Could every line of the data be printed exactly as it reads?

Extracts from a graphics dataset

───

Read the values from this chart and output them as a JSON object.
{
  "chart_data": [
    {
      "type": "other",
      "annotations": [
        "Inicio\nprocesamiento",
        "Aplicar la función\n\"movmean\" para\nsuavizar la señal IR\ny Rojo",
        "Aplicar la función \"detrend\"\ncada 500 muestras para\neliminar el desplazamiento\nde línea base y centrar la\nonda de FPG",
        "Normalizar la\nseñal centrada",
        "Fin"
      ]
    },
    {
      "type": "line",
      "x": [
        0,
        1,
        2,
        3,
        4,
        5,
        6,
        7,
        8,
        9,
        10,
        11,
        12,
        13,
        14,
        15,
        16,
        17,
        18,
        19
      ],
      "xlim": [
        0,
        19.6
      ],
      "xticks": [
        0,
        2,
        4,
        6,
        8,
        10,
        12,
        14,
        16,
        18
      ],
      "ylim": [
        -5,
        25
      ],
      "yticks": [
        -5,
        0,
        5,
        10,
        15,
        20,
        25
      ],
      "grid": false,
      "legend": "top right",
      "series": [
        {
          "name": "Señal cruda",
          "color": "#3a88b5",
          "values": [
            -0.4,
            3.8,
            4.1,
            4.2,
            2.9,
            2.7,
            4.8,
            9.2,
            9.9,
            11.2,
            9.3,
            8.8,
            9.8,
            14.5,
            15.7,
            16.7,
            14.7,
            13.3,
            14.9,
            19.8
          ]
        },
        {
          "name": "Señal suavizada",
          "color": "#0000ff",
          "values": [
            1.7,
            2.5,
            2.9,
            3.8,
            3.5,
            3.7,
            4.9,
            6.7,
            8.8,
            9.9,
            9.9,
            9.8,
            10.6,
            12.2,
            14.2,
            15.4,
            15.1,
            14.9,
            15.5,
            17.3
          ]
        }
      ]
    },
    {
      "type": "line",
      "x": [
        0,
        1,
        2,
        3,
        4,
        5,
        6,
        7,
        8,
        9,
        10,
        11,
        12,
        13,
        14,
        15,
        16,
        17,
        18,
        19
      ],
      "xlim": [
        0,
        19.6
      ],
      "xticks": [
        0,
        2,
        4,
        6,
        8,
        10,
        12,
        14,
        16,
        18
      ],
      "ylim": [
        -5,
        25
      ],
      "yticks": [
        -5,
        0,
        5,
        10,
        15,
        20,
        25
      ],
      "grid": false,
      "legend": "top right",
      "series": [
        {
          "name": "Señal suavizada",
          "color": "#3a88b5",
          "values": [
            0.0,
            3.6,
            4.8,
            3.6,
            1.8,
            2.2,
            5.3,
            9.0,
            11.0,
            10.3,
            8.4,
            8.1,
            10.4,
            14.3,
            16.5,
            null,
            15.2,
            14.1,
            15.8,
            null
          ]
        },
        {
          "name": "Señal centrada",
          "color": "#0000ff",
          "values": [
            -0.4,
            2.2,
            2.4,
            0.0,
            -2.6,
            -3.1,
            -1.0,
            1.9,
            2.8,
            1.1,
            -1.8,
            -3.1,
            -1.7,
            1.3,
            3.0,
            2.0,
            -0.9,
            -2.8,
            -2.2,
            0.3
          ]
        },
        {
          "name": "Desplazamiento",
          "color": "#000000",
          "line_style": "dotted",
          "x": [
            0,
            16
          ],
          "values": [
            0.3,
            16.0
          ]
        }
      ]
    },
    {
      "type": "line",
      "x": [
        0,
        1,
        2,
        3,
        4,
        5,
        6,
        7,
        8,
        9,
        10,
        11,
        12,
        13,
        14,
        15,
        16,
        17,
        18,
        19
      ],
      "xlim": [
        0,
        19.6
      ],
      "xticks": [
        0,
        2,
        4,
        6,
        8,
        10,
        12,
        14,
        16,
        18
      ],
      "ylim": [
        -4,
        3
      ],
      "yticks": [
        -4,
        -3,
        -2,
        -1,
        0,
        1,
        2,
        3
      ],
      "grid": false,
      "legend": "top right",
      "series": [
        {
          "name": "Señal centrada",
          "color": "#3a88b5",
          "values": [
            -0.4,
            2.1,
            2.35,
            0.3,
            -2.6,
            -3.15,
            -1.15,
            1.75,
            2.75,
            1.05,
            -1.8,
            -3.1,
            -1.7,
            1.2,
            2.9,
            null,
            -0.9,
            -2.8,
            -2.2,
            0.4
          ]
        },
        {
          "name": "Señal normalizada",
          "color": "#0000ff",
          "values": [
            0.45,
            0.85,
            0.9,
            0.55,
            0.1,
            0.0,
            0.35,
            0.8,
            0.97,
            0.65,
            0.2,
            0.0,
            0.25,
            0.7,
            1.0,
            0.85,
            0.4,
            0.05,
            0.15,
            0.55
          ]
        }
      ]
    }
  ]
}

───

- _Expected output_:
Read the values from this chart and output them as a JSON object.
{
  "chart_data": [
    {
      "type": "other",
      "annotations": [
        "Inicio\nprocesamiento",
        "Aplicar la función\n\"movmean\" para\nsuavizar la señal IR\ny Rojo",
        "Aplicar la función \"detrend\"\ncada 500 muestras para\neliminar el desplazamiento\nde línea base y centrar la\nonda de FPG",
        "Normalizar la\nseñal centrada",
        "Fin"
      ]
    },
    {
      "type": "line",
      "x": [
        0,
        1,
        2,
        3,
        4,
        5,
        6,
        7,
        8,
        9,
        10,
        11,
        12,
        13,
        14,
        15,
        16,
        17,
        18,
        19
      ],
      "xlim": [
        0,
        19.6
      ],
      "xticks": [
        0,
        2,
        4,
        6,
        8,
        10,
        12,
        14,
        16,
        18
      ],
      "ylim": [
        -5,
        25
      ],
      "yticks": [
        -5,
        0,
        5,
        10,
        15,
        20,
        25
      ],
      "grid": false,
      "legend": "top right",
      "series": [
        {
          "name": "Señal cruda",
          "color": "#3a88b5",
          "values": [
            -0.4,
            3.8,
            4.1,
            4.2,
            2.9,
            2.7,
            4.8,
            9.2,
            9.9,
            11.2,
            9.3,
            8.8,
            9.8,
            14.5,
            15.7,
            16.7,
            14.7,
            13.3,
            14.9,
            19.8
          ]
        },
        {
          "name": "Señal suavizada",
          "color": "#0000ff",
          "values": [
            1.7,
            2.5,
            2.9,
            3.8,
            3.5,
            3.7,
            4.9,
            6.7,
            8.8,
            9.9,
            9.9,
            9.8,
            10.6,
            12.2,
            14.2,
            15.4,
            15.1,
            14.9,
            15.5,
            17.3
          ]
        }
      ]
    },
    {
      "type": "line",
      "x": [
        0,
        1,
        2,
        3,
        4,
        5,
        6,
        7,
        8,
        9,
        10,
        11,
        12,
        13,
        14,
        15,
        16,
        17,
        18,
        19
      ],
      "xlim": [
        0,
        19.6
      ],
      "xticks": [
        0,
        2,
        4,
        6,
        8,
        10,
        12,
        14,
        16,
        18
      ],
      "ylim": [
        -5,
        25
      ],
      "yticks": [
        -5,
        0,
        5,
        10,
        15,
        20,
        25
      ],
      "grid": false,
      "legend": "top right",
      "series": [
        {
          "name": "Señal suavizada",
          "color": "#3a88b5",
          "values": [
            0.0,
            3.6,
            4.8,
            3.6,
            1.8,
            2.2,
            5.3,
            9.0,
            11.0,
            10.3,
            8.4,
            8.1,
            10.4,
            14.3,
            16.5,
            null,
            15.2,
            14.1,
            15.8,
            null
          ]
        },
        {
          "name": "Señal centrada",
          "color": "#0000ff",
          "values": [
            -0.4,
            2.2,
            2.4,
            0.0,
            -2.6,
            -3.1,
            -1.0,
            1.9,
            2.8,
            1.1,
            -1.8,
            -3.1,
            -1.7,
            1.3,
            3.0,
            2.0,
            -0.9,
            -2.8,
            -2.2,
            0.3
          ]
        },
        {
          "name": "Desplazamiento",
          "color": "#000000",
          "line_style": "dotted",
          "x": [
            0,
            16
          ],
          "values": [
            0.3,
            16.0
          ]
        }
      ]
    },
    {
      "type": "line",
      "x": [
        0,
        1,
        2,
        3,
        4,
        5,
        6,
        7,
        8,
        9,
        10,
        11,
        12,
        13,
        14,
        15,
        16,
        17,
        18,
        19
      ],
      "xlim": [
        0,
        19.6
      ],
      "xticks": [
        0,
        2,
        4,
        6,
        8,
        10,
        12,
        14,
        16,
        18
      ],
      "ylim": [
        -4,
        3
      ],
      "yticks": [
        -4,
        -3,
        -2,
        -1,
        0,
        1,
        2,
        3
      ],
      "grid": false,
      "legend": "top right",
      "series": [
        {
          "name": "Señal centrada",
          "color": "#3a88b5",
          "values": [
            -0.4,
            2.1,
            2.35,
            0.3,
            -2.6,
            -3.15,
            -1.15,
            1.75,
            2.75,
            1.05,
            -1.8,
            -3.1,
            -1.7,
            1.2,
            2.9,
            null,
            -0.9,
            -2.8,
            -2.2,
            0.4
          ]
        },
        {
          "name": "Señal normalizada",
          "color": "#0000ff",
          "values": [
            0.45,
            0.85,
            0.9,
            0.55,
            0.1,
            0.0,
            0.35,
            0.8,
            0.97,
            0.65,
            0.2,
            0.0,
            0.25,
            0.7,
            1.0,
            0.85,
            0.4,
            0.05,
            0.15,
            0.55
          ]
        }
      ]
    }
  ]
}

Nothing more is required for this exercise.